» **Written instruction**: Find every line in the records that holds the string "this". Copy each one.

» **Extracted material**:

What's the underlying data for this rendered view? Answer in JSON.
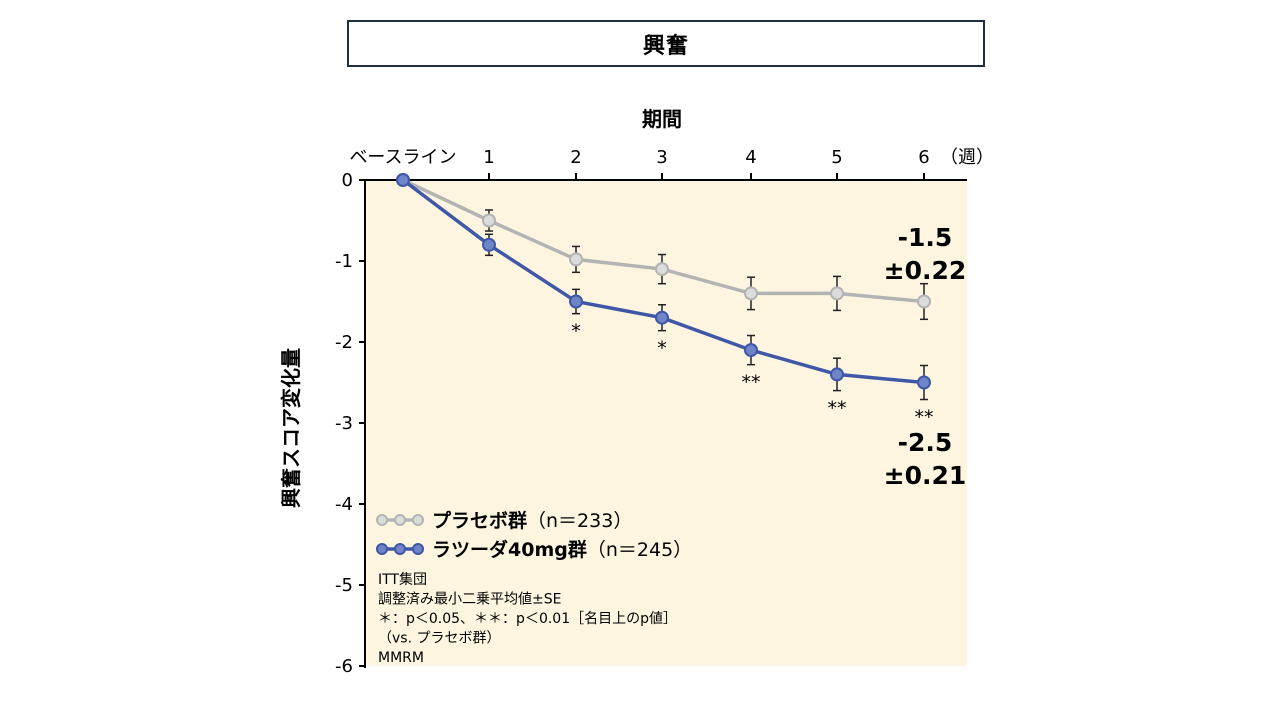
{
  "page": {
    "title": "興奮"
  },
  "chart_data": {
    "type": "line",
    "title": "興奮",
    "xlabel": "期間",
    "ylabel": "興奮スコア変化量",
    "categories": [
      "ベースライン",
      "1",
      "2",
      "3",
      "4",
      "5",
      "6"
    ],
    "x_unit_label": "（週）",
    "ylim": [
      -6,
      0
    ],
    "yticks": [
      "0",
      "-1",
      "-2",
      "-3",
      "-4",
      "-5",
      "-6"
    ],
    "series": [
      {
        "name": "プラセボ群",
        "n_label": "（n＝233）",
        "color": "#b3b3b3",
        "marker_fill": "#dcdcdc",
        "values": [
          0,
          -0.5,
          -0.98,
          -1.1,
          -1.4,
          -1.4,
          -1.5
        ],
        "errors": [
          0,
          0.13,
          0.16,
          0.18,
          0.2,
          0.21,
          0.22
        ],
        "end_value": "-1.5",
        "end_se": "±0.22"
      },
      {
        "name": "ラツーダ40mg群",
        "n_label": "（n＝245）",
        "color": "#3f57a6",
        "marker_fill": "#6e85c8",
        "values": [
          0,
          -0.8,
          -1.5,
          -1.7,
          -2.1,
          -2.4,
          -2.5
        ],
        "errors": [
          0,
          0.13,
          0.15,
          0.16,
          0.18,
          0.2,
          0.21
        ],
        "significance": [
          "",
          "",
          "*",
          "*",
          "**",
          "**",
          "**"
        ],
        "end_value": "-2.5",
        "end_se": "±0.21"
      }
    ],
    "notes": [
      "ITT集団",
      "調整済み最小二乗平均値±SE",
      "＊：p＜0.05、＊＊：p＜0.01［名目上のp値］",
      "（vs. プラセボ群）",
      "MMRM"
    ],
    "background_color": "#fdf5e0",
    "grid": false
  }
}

---

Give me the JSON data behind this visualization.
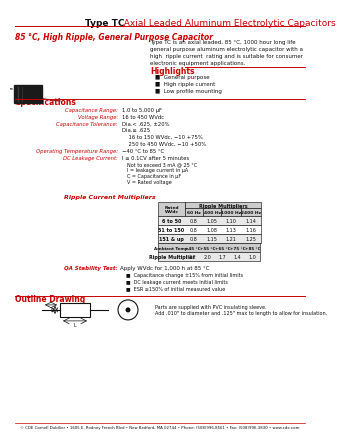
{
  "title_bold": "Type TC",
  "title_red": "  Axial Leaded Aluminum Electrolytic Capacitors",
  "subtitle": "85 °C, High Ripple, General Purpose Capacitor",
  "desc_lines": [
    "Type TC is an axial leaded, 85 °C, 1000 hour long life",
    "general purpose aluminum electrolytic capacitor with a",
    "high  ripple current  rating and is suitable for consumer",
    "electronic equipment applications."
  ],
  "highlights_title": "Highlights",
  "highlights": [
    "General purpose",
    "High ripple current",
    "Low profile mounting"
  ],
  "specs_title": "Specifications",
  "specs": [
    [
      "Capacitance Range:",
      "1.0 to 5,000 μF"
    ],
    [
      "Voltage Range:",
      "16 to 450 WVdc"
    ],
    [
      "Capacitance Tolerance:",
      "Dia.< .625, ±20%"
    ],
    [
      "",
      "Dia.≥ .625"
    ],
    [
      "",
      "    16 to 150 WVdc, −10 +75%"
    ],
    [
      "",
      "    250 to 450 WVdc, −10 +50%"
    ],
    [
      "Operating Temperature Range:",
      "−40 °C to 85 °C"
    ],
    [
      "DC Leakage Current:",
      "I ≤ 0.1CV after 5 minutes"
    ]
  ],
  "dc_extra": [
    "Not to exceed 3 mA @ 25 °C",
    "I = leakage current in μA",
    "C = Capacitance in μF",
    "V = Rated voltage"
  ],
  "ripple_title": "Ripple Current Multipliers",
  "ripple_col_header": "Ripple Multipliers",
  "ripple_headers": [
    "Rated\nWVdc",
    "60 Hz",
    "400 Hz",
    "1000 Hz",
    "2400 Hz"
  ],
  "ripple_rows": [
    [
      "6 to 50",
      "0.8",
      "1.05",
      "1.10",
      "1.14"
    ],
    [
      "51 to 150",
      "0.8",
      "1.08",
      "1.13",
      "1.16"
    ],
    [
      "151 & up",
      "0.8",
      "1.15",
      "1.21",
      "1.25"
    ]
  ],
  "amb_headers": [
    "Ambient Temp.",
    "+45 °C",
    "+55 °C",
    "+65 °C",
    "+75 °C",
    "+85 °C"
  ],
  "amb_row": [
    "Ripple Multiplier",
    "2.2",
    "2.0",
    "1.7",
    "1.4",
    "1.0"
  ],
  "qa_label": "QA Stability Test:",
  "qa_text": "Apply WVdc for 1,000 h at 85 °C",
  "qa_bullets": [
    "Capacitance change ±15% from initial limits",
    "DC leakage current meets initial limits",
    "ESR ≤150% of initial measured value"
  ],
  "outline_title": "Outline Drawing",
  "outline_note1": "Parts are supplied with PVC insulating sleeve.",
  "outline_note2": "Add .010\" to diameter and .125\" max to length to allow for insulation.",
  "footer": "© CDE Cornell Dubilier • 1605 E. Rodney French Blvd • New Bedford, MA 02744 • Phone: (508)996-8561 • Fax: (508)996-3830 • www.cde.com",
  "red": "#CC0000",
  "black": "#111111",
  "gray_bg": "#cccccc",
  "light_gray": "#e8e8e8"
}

» **Solution**:
What's the underlying data for this rendered view? Answer in JSON.
Give me the JSON data behind this visualization.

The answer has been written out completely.